» What this task involves:
Using the records below, locate all lines containing "H₂O₂" and return them.

── Records to use ──

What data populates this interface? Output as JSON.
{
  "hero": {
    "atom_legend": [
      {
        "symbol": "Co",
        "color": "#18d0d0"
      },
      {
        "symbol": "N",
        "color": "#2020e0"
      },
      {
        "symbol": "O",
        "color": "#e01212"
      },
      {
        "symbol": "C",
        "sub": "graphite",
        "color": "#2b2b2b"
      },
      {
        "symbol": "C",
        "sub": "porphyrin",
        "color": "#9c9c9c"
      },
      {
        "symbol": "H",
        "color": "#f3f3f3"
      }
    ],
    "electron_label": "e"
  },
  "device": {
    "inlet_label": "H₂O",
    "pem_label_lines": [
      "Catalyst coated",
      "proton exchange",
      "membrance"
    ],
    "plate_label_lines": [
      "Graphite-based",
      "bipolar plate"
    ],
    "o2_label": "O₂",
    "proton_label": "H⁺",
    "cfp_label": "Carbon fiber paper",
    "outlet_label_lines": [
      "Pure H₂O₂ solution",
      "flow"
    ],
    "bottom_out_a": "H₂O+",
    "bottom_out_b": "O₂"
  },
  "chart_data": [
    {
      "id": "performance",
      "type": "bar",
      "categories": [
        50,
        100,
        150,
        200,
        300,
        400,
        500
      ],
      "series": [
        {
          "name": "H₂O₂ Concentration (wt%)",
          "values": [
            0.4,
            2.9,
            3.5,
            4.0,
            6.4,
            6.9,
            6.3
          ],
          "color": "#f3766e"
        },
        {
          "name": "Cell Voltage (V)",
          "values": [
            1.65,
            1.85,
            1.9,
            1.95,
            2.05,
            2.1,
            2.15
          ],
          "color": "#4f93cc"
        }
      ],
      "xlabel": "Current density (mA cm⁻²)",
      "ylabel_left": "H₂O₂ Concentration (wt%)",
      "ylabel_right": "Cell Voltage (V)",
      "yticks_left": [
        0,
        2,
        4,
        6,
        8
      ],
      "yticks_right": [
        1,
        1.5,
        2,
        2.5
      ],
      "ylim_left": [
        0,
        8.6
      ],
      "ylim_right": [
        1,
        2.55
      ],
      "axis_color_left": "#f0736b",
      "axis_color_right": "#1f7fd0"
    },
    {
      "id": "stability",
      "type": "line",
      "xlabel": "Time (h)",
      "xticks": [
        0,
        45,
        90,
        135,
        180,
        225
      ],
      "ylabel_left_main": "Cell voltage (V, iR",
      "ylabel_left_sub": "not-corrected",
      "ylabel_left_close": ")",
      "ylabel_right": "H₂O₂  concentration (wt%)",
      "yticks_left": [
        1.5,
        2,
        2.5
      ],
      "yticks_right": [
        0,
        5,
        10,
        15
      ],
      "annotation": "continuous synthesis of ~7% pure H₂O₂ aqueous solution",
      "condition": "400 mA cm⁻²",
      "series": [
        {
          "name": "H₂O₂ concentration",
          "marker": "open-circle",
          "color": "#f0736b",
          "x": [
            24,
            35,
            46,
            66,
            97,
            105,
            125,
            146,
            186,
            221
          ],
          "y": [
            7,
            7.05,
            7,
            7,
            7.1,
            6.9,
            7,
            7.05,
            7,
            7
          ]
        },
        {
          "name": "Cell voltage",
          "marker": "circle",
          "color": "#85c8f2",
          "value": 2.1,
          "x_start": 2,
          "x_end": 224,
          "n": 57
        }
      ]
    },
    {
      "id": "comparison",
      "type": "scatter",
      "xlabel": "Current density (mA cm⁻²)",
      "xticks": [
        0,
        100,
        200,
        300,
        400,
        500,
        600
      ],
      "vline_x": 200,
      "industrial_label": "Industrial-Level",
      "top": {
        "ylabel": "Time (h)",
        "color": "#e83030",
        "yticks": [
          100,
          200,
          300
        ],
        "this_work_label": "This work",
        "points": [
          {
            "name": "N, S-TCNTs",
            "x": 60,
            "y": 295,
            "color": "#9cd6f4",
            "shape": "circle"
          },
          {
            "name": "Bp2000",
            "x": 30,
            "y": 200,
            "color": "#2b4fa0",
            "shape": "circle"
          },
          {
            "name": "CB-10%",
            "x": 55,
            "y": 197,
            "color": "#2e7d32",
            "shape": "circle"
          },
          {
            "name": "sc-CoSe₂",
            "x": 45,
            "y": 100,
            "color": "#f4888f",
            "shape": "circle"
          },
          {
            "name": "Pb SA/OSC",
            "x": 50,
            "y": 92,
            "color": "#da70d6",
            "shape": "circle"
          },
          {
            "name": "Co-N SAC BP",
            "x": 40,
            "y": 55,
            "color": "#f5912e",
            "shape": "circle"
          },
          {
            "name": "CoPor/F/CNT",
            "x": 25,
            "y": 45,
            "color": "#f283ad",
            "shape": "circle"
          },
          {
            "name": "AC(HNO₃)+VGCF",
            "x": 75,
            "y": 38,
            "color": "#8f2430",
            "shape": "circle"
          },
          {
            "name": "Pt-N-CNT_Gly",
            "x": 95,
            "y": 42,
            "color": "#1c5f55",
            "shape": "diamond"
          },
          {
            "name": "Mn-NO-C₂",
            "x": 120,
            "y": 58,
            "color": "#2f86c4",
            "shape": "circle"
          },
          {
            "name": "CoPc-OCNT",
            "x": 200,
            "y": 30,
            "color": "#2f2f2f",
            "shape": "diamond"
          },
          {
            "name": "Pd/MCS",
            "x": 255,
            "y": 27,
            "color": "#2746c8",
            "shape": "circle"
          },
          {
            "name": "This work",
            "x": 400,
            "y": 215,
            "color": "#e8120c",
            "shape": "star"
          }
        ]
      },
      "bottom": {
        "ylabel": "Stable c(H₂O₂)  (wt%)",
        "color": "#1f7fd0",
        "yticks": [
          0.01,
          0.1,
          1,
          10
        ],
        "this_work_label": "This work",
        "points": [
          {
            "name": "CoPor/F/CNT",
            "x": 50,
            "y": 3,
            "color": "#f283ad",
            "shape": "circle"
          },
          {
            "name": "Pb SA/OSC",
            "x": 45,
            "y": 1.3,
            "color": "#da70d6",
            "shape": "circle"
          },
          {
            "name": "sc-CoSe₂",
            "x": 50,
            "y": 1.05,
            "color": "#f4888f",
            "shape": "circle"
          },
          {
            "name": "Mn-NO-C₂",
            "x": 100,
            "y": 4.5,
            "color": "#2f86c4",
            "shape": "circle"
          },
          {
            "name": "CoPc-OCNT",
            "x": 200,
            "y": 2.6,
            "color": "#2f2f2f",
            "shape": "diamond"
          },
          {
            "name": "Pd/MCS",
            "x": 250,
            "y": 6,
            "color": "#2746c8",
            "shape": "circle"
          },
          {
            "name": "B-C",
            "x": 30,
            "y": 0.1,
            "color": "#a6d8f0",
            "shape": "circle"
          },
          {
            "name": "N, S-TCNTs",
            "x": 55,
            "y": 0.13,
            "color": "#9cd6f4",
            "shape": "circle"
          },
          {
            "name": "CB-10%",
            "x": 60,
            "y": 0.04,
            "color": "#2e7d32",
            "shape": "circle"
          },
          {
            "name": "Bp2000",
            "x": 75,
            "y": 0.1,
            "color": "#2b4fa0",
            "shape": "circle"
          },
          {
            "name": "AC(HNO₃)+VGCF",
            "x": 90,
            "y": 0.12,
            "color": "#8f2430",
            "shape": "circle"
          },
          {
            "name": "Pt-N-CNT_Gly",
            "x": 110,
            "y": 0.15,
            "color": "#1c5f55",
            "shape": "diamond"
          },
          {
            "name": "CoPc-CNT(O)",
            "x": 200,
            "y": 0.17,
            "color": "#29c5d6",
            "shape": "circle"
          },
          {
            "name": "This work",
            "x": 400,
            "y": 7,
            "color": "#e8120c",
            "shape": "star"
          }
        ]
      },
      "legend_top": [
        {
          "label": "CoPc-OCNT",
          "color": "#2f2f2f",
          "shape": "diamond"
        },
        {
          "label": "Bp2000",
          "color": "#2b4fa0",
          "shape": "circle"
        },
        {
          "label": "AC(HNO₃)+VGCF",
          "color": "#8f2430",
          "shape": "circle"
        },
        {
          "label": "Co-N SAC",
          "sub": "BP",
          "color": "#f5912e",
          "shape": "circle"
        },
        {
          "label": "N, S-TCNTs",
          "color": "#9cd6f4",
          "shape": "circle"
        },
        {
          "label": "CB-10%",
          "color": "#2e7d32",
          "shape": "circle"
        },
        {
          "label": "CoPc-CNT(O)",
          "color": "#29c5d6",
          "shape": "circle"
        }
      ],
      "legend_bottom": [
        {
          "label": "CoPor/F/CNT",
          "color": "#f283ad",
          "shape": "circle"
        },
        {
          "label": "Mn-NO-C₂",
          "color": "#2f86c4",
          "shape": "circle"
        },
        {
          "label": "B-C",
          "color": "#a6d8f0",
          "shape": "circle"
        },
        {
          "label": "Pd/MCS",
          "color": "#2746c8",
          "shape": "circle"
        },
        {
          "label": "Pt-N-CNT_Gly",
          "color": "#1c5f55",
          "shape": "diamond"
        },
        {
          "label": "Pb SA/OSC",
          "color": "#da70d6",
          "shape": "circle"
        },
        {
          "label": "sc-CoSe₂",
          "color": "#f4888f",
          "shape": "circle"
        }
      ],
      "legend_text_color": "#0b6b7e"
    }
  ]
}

───

» Written response:
      "Pure H₂O₂ solution",
          "name": "H₂O₂ Concentration (wt%)",
      "ylabel_left": "H₂O₂ Concentration (wt%)",
      "ylabel_right": "H₂O₂  concentration (wt%)",
      "annotation": "continuous synthesis of ~7% pure H₂O₂ aqueous solution",
          "name": "H₂O₂ concentration",
        "ylabel": "Stable c(H₂O₂)  (wt%)",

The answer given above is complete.